━━ EXERCISE INPUTS ━━

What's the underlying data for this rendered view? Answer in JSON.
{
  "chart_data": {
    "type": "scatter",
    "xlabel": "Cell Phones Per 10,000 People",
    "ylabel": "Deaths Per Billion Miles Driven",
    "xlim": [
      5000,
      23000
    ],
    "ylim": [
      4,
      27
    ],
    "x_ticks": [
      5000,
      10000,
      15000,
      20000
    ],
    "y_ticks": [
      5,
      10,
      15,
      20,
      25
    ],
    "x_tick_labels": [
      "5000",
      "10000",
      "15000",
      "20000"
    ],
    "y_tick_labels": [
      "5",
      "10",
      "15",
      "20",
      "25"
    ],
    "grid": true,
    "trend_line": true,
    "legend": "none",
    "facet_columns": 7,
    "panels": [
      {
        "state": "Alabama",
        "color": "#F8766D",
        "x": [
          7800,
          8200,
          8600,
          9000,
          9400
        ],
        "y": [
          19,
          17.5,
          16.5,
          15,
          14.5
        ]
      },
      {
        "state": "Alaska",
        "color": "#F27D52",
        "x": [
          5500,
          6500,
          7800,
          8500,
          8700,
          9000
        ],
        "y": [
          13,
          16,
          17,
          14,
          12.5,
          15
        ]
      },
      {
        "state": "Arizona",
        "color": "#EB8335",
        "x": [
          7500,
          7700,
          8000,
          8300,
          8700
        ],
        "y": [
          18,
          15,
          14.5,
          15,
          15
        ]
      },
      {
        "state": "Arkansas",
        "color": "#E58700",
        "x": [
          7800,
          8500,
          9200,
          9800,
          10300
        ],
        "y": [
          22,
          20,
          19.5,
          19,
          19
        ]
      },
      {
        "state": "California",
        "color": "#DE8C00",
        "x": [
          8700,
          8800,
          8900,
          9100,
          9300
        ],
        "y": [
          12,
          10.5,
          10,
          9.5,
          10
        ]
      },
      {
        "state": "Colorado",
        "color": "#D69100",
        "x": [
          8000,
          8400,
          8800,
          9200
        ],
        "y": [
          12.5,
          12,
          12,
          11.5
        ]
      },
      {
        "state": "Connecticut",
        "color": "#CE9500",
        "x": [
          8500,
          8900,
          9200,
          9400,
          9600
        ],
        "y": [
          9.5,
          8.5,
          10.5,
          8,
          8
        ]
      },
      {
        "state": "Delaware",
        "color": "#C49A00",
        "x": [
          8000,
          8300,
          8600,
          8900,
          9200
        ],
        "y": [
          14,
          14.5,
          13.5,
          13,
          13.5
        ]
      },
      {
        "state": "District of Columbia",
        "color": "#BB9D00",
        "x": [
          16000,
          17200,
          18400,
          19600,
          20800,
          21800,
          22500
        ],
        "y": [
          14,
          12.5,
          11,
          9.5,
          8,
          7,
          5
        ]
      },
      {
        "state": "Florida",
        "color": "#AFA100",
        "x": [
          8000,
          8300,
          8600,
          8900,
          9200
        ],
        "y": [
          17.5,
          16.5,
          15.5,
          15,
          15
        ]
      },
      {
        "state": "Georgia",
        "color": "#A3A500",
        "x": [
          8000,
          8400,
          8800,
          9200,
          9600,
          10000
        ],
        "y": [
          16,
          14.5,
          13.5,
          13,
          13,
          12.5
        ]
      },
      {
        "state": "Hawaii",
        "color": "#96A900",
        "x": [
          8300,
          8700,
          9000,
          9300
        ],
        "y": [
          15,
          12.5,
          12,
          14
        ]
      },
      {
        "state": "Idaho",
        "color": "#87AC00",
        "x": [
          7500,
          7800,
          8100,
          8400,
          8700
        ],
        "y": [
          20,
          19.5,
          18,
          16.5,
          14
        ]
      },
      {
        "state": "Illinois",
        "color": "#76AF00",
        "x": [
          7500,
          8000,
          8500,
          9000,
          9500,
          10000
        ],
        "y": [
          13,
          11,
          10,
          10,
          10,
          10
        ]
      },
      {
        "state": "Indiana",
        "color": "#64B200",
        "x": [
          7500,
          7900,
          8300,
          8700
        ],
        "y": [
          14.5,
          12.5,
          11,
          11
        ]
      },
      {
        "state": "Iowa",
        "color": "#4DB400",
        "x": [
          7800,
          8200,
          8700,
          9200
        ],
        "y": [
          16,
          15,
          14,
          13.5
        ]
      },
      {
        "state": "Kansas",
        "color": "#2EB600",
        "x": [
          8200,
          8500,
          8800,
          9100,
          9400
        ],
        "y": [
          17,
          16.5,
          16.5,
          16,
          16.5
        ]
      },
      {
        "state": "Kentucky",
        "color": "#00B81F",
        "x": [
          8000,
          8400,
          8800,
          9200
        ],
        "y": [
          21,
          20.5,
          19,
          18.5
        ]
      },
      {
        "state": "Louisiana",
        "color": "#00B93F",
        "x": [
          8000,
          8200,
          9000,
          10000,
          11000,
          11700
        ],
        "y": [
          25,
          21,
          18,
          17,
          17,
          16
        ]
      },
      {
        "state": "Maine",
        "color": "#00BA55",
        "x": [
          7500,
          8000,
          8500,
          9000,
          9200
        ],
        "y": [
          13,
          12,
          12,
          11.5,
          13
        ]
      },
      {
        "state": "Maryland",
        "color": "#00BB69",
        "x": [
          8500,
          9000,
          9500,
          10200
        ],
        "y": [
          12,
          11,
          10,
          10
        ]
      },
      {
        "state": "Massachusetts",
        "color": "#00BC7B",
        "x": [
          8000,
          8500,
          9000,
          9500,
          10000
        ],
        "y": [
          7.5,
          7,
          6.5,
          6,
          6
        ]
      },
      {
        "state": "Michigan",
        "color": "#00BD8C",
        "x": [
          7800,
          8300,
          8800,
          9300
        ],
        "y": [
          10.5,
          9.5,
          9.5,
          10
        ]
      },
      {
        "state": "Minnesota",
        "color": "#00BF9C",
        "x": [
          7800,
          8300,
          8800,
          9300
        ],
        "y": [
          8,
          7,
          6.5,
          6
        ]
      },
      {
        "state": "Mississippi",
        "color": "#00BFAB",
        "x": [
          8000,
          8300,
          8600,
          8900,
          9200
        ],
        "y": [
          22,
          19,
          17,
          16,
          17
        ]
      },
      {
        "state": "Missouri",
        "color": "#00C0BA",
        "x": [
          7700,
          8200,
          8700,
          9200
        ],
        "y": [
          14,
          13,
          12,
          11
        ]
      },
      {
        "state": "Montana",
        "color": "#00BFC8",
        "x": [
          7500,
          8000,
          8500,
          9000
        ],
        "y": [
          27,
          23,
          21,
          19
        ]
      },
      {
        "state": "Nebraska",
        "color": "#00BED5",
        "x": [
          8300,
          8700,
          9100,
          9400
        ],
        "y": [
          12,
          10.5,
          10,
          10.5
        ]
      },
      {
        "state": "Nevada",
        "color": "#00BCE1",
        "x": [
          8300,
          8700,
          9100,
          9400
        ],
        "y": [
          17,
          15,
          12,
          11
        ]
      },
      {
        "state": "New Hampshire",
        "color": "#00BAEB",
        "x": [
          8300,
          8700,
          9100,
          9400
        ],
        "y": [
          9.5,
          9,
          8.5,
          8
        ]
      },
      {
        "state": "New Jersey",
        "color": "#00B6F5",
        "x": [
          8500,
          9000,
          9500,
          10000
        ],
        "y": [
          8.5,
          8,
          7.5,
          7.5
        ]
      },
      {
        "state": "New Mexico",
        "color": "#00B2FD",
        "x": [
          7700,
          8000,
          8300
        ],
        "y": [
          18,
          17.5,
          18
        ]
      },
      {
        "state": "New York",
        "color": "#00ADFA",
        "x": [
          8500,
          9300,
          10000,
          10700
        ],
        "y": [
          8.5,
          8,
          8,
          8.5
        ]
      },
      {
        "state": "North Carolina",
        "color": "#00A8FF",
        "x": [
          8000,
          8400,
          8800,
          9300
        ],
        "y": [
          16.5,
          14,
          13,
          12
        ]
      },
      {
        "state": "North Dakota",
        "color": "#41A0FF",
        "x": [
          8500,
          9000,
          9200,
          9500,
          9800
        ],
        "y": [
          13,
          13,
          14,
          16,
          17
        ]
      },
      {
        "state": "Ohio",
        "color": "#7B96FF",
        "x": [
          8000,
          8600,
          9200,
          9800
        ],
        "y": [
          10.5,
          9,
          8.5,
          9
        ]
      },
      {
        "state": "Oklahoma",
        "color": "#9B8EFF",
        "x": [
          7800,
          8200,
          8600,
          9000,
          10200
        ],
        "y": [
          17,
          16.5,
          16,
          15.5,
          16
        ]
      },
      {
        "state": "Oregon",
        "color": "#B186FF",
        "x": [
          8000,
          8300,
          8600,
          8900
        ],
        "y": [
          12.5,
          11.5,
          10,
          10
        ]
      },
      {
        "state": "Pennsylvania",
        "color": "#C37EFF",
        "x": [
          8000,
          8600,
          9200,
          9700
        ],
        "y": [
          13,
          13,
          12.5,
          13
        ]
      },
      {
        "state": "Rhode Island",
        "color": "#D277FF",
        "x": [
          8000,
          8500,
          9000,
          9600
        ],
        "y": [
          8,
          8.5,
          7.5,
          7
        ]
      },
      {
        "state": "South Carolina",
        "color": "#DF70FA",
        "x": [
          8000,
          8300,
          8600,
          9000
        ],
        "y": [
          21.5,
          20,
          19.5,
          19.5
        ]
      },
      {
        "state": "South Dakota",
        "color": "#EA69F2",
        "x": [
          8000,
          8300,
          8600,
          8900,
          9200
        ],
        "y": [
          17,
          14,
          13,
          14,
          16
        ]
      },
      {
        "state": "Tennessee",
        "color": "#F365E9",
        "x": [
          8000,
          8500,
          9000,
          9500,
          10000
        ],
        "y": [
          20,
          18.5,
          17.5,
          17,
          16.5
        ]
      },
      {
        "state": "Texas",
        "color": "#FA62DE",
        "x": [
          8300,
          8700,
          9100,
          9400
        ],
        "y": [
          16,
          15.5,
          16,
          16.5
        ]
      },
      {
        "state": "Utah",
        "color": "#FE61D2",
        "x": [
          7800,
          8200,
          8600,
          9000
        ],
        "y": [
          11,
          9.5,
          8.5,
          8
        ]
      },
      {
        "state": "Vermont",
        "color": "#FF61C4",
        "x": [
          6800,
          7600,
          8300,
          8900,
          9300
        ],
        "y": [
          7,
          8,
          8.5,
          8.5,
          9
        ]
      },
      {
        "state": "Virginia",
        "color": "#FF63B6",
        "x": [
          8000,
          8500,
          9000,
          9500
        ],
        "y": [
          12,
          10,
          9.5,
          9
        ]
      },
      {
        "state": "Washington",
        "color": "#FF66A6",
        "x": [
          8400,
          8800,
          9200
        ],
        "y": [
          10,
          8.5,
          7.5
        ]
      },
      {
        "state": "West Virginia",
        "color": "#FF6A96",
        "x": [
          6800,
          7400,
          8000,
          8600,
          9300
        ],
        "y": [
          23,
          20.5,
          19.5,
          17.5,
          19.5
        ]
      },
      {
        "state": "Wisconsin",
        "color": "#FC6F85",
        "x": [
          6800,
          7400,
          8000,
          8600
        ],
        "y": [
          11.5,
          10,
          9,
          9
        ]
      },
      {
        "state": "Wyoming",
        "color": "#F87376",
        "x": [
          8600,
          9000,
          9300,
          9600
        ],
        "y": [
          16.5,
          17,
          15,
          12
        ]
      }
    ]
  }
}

━━━

Whenever "North" turns up in a line, pick that line out.

        "state": "North Carolina",
        "state": "North Dakota",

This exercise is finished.